Records for the exercise
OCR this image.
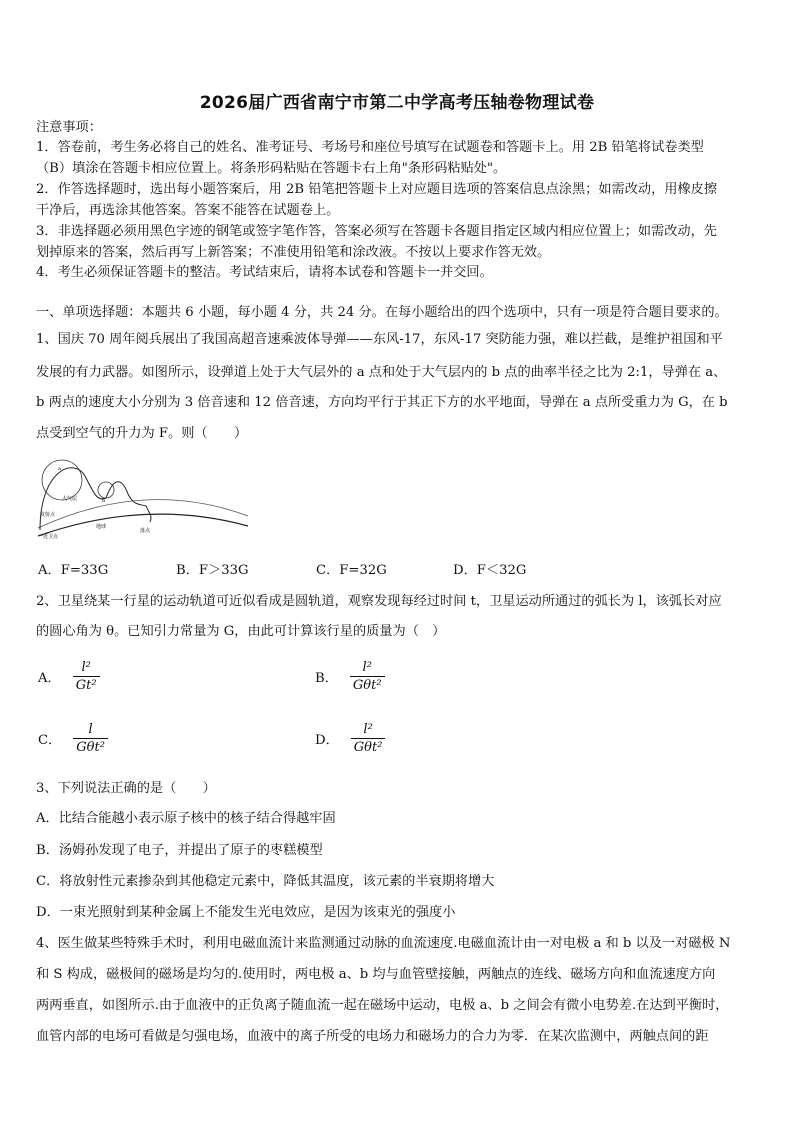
2026届广西省南宁市第二中学高考压轴卷物理试卷
注意事项：
1．答卷前，考生务必将自己的姓名、准考证号、考场号和座位号填写在试题卷和答题卡上。用 2B 铅笔将试卷类型
（B）填涂在答题卡相应位置上。将条形码粘贴在答题卡右上角"条形码粘贴处"。
2．作答选择题时，选出每小题答案后，用 2B 铅笔把答题卡上对应题目选项的答案信息点涂黑；如需改动，用橡皮擦
干净后，再选涂其他答案。答案不能答在试题卷上。
3．非选择题必须用黑色字迹的钢笔或签字笔作答，答案必须写在答题卡各题目指定区域内相应位置上；如需改动，先
划掉原来的答案，然后再写上新答案；不准使用铅笔和涂改液。不按以上要求作答无效。
4．考生必须保证答题卡的整洁。考试结束后，请将本试卷和答题卡一并交回。
一、单项选择题：本题共 6 小题，每小题 4 分，共 24 分。在每小题给出的四个选项中，只有一项是符合题目要求的。
1、国庆 70 周年阅兵展出了我国高超音速乘波体导弹——东风-17，东风-17 突防能力强，难以拦截，是维护祖国和平
发展的有力武器。如图所示，设弹道上处于大气层外的 a 点和处于大气层内的 b 点的曲率半径之比为 2:1，导弹在 a、
b 两点的速度大小分别为 3 倍音速和 12 倍音速，方向均平行于其正下方的水平地面，导弹在 a 点所受重力为 G，在 b
点受到空气的升力为 F。则（　　）
a
b
大气层
发射点
地球
落点
一近卫点
A．F=33G	B．F＞33G	C．F=32G	D．F＜32G
2、卫星绕某一行星的运动轨道可近似看成是圆轨道，观察发现每经过时间 t，卫星运动所通过的弧长为 l，该弧长对应
的圆心角为 θ。已知引力常量为 G，由此可计算该行星的质量为（　）
A． $\frac{\text{l²}}{\text{Gt²}}$	B． $\frac{\text{l²}}{\text{Gθt²}}$
C． $\frac{l}{\text{Gθt²}}$	D． $\frac{\text{l²}}{\text{Gθt²}}$
3、下列说法正确的是（　　）
A．比结合能越小表示原子核中的核子结合得越牢固
B．汤姆孙发现了电子，并提出了原子的枣糕模型
C．将放射性元素掺杂到其他稳定元素中，降低其温度，该元素的半衰期将增大
D．一束光照射到某种金属上不能发生光电效应，是因为该束光的强度小
4、医生做某些特殊手术时，利用电磁血流计来监测通过动脉的血流速度.电磁血流计由一对电极 a 和 b 以及一对磁极 N
和 S 构成，磁极间的磁场是均匀的.使用时，两电极 a、b 均与血管壁接触，两触点的连线、磁场方向和血流速度方向
两两垂直，如图所示.由于血液中的正负离子随血流一起在磁场中运动，电极 a、b 之间会有微小电势差.在达到平衡时，
血管内部的电场可看做是匀强电场，血液中的离子所受的电场力和磁场力的合力为零．在某次监测中，两触点间的距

Objective
Repeat each line of the records above exactly, but do not copy the pictures.

Correct answer
OCR this image.
2026届广西省南宁市第二中学高考压轴卷物理试卷
注意事项：
1．答卷前，考生务必将自己的姓名、准考证号、考场号和座位号填写在试题卷和答题卡上。用 2B 铅笔将试卷类型
（B）填涂在答题卡相应位置上。将条形码粘贴在答题卡右上角"条形码粘贴处"。
2．作答选择题时，选出每小题答案后，用 2B 铅笔把答题卡上对应题目选项的答案信息点涂黑；如需改动，用橡皮擦
干净后，再选涂其他答案。答案不能答在试题卷上。
3．非选择题必须用黑色字迹的钢笔或签字笔作答，答案必须写在答题卡各题目指定区域内相应位置上；如需改动，先
划掉原来的答案，然后再写上新答案；不准使用铅笔和涂改液。不按以上要求作答无效。
4．考生必须保证答题卡的整洁。考试结束后，请将本试卷和答题卡一并交回。
一、单项选择题：本题共 6 小题，每小题 4 分，共 24 分。在每小题给出的四个选项中，只有一项是符合题目要求的。
1、国庆 70 周年阅兵展出了我国高超音速乘波体导弹——东风-17，东风-17 突防能力强，难以拦截，是维护祖国和平
发展的有力武器。如图所示，设弹道上处于大气层外的 a 点和处于大气层内的 b 点的曲率半径之比为 2:1，导弹在 a、
b 两点的速度大小分别为 3 倍音速和 12 倍音速，方向均平行于其正下方的水平地面，导弹在 a 点所受重力为 G，在 b
点受到空气的升力为 F。则（　　）
a
b
大气层
发射点
地球
落点
一近卫点
A．F=33G	B．F＞33G	C．F=32G	D．F＜32G
2、卫星绕某一行星的运动轨道可近似看成是圆轨道，观察发现每经过时间 t，卫星运动所通过的弧长为 l，该弧长对应
的圆心角为 θ。已知引力常量为 G，由此可计算该行星的质量为（　）
A． $\frac{\text{l²}}{\text{Gt²}}$	B． $\frac{\text{l²}}{\text{Gθt²}}$
C． $\frac{l}{\text{Gθt²}}$	D． $\frac{\text{l²}}{\text{Gθt²}}$
3、下列说法正确的是（　　）
A．比结合能越小表示原子核中的核子结合得越牢固
B．汤姆孙发现了电子，并提出了原子的枣糕模型
C．将放射性元素掺杂到其他稳定元素中，降低其温度，该元素的半衰期将增大
D．一束光照射到某种金属上不能发生光电效应，是因为该束光的强度小
4、医生做某些特殊手术时，利用电磁血流计来监测通过动脉的血流速度.电磁血流计由一对电极 a 和 b 以及一对磁极 N
和 S 构成，磁极间的磁场是均匀的.使用时，两电极 a、b 均与血管壁接触，两触点的连线、磁场方向和血流速度方向
两两垂直，如图所示.由于血液中的正负离子随血流一起在磁场中运动，电极 a、b 之间会有微小电势差.在达到平衡时，
血管内部的电场可看做是匀强电场，血液中的离子所受的电场力和磁场力的合力为零．在某次监测中，两触点间的距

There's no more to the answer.